What the task asks
Extract every line of the entries below and reproduce each one verbatim, with no changes.

★ ★ ★ ★ ★ ★ ★

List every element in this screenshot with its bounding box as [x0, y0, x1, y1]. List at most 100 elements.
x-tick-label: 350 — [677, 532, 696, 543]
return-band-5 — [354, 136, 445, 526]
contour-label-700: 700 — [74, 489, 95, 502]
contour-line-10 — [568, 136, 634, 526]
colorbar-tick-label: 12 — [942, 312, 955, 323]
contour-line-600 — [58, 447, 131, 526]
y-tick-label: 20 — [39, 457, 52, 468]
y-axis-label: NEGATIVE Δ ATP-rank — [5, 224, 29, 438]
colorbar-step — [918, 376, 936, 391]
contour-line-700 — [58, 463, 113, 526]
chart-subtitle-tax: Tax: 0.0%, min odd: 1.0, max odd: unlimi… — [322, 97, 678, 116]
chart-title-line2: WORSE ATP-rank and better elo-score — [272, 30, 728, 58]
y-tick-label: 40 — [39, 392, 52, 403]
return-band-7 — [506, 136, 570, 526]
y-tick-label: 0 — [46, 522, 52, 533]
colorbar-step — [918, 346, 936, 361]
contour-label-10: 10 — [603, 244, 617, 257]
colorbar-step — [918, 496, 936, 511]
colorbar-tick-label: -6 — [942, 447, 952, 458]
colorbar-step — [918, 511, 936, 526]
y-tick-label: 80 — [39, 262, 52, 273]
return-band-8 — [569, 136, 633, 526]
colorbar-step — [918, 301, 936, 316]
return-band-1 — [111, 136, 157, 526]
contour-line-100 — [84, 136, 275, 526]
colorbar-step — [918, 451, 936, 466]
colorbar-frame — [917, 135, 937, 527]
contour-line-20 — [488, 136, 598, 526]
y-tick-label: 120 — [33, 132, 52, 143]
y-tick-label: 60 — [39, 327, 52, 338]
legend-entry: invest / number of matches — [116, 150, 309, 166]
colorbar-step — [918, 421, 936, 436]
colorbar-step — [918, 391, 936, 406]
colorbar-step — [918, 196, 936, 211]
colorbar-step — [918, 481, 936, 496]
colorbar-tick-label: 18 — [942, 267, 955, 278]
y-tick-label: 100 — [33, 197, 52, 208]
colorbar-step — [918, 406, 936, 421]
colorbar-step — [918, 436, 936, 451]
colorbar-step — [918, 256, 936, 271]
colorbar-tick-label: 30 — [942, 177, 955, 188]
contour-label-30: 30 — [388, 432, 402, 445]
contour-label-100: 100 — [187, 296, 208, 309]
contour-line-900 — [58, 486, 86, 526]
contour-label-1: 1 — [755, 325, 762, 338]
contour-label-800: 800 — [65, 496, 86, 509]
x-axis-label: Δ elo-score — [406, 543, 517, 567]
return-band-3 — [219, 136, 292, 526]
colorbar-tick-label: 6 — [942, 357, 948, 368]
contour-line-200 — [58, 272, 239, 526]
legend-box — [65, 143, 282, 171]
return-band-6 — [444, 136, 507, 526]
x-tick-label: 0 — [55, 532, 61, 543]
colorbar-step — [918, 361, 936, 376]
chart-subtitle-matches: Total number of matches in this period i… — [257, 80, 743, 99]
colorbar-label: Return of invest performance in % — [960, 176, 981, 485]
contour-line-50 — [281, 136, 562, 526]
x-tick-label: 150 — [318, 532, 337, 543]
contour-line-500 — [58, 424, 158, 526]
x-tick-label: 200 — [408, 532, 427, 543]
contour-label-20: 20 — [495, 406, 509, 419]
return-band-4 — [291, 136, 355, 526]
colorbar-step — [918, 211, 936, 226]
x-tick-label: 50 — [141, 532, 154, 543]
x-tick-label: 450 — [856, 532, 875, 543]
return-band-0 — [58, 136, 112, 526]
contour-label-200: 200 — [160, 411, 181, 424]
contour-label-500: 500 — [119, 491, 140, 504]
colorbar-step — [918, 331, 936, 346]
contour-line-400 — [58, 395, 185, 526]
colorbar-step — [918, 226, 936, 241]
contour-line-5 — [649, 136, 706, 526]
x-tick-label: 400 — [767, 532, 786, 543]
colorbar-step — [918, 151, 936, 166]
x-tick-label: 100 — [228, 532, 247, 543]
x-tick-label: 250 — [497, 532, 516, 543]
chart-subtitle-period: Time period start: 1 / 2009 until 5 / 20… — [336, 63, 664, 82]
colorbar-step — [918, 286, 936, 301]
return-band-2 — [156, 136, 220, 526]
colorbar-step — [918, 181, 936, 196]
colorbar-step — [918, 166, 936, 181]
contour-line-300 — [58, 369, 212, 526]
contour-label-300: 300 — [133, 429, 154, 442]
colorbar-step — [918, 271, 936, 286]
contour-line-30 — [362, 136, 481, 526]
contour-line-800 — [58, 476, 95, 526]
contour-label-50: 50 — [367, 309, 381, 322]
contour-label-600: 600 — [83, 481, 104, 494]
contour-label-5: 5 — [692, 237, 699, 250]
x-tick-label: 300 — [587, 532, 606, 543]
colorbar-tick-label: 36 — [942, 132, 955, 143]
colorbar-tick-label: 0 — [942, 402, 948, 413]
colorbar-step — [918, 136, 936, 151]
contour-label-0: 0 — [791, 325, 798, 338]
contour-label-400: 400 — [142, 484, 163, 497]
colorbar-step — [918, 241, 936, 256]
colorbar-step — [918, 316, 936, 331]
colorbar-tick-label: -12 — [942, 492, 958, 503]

★ ★ ★ ★ ★ ★ ★

Result of the exercise
List every element in this screenshot with its bounding box as [x0, y0, x1, y1]. List at most 100 elements.
x-tick-label: 350 — [677, 532, 696, 543]
return-band-5 — [354, 136, 445, 526]
contour-label-700: 700 — [74, 489, 95, 502]
contour-line-10 — [568, 136, 634, 526]
colorbar-tick-label: 12 — [942, 312, 955, 323]
contour-line-600 — [58, 447, 131, 526]
y-tick-label: 20 — [39, 457, 52, 468]
y-axis-label: NEGATIVE Δ ATP-rank — [5, 224, 29, 438]
colorbar-step — [918, 376, 936, 391]
contour-line-700 — [58, 463, 113, 526]
chart-subtitle-tax: Tax: 0.0%, min odd: 1.0, max odd: unlimi… — [322, 97, 678, 116]
chart-title-line2: WORSE ATP-rank and better elo-score — [272, 30, 728, 58]
y-tick-label: 40 — [39, 392, 52, 403]
return-band-7 — [506, 136, 570, 526]
y-tick-label: 0 — [46, 522, 52, 533]
colorbar-step — [918, 346, 936, 361]
contour-label-10: 10 — [603, 244, 617, 257]
colorbar-step — [918, 496, 936, 511]
colorbar-tick-label: -6 — [942, 447, 952, 458]
colorbar-step — [918, 511, 936, 526]
y-tick-label: 80 — [39, 262, 52, 273]
return-band-8 — [569, 136, 633, 526]
colorbar-step — [918, 301, 936, 316]
return-band-1 — [111, 136, 157, 526]
contour-line-100 — [84, 136, 275, 526]
colorbar-step — [918, 451, 936, 466]
colorbar-frame — [917, 135, 937, 527]
contour-line-20 — [488, 136, 598, 526]
y-tick-label: 120 — [33, 132, 52, 143]
y-tick-label: 60 — [39, 327, 52, 338]
legend-entry: invest / number of matches — [116, 150, 309, 166]
colorbar-step — [918, 421, 936, 436]
colorbar-step — [918, 391, 936, 406]
colorbar-step — [918, 196, 936, 211]
colorbar-step — [918, 481, 936, 496]
colorbar-tick-label: 18 — [942, 267, 955, 278]
y-tick-label: 100 — [33, 197, 52, 208]
colorbar-step — [918, 406, 936, 421]
colorbar-step — [918, 436, 936, 451]
colorbar-step — [918, 256, 936, 271]
colorbar-tick-label: 30 — [942, 177, 955, 188]
contour-label-30: 30 — [388, 432, 402, 445]
contour-label-100: 100 — [187, 296, 208, 309]
contour-line-900 — [58, 486, 86, 526]
contour-label-1: 1 — [755, 325, 762, 338]
contour-label-800: 800 — [65, 496, 86, 509]
x-axis-label: Δ elo-score — [406, 543, 517, 567]
return-band-3 — [219, 136, 292, 526]
colorbar-tick-label: 6 — [942, 357, 948, 368]
contour-line-200 — [58, 272, 239, 526]
legend-box — [65, 143, 282, 171]
return-band-6 — [444, 136, 507, 526]
x-tick-label: 0 — [55, 532, 61, 543]
colorbar-step — [918, 361, 936, 376]
chart-subtitle-matches: Total number of matches in this period i… — [257, 80, 743, 99]
colorbar-label: Return of invest performance in % — [960, 176, 981, 485]
contour-line-50 — [281, 136, 562, 526]
x-tick-label: 150 — [318, 532, 337, 543]
contour-line-500 — [58, 424, 158, 526]
x-tick-label: 200 — [408, 532, 427, 543]
contour-label-20: 20 — [495, 406, 509, 419]
return-band-4 — [291, 136, 355, 526]
colorbar-step — [918, 211, 936, 226]
x-tick-label: 50 — [141, 532, 154, 543]
x-tick-label: 450 — [856, 532, 875, 543]
return-band-0 — [58, 136, 112, 526]
contour-label-200: 200 — [160, 411, 181, 424]
contour-label-500: 500 — [119, 491, 140, 504]
colorbar-step — [918, 331, 936, 346]
contour-line-400 — [58, 395, 185, 526]
colorbar-step — [918, 226, 936, 241]
contour-line-5 — [649, 136, 706, 526]
x-tick-label: 400 — [767, 532, 786, 543]
colorbar-step — [918, 151, 936, 166]
x-tick-label: 100 — [228, 532, 247, 543]
x-tick-label: 250 — [497, 532, 516, 543]
chart-subtitle-period: Time period start: 1 / 2009 until 5 / 20… — [336, 63, 664, 82]
colorbar-step — [918, 286, 936, 301]
return-band-2 — [156, 136, 220, 526]
colorbar-step — [918, 181, 936, 196]
colorbar-step — [918, 166, 936, 181]
contour-line-300 — [58, 369, 212, 526]
contour-label-300: 300 — [133, 429, 154, 442]
colorbar-step — [918, 271, 936, 286]
contour-line-30 — [362, 136, 481, 526]
contour-line-800 — [58, 476, 95, 526]
contour-label-50: 50 — [367, 309, 381, 322]
contour-label-600: 600 — [83, 481, 104, 494]
contour-label-5: 5 — [692, 237, 699, 250]
x-tick-label: 300 — [587, 532, 606, 543]
colorbar-tick-label: 36 — [942, 132, 955, 143]
colorbar-tick-label: 0 — [942, 402, 948, 413]
colorbar-step — [918, 136, 936, 151]
contour-label-0: 0 — [791, 325, 798, 338]
contour-label-400: 400 — [142, 484, 163, 497]
colorbar-step — [918, 241, 936, 256]
colorbar-step — [918, 316, 936, 331]
colorbar-tick-label: -12 — [942, 492, 958, 503]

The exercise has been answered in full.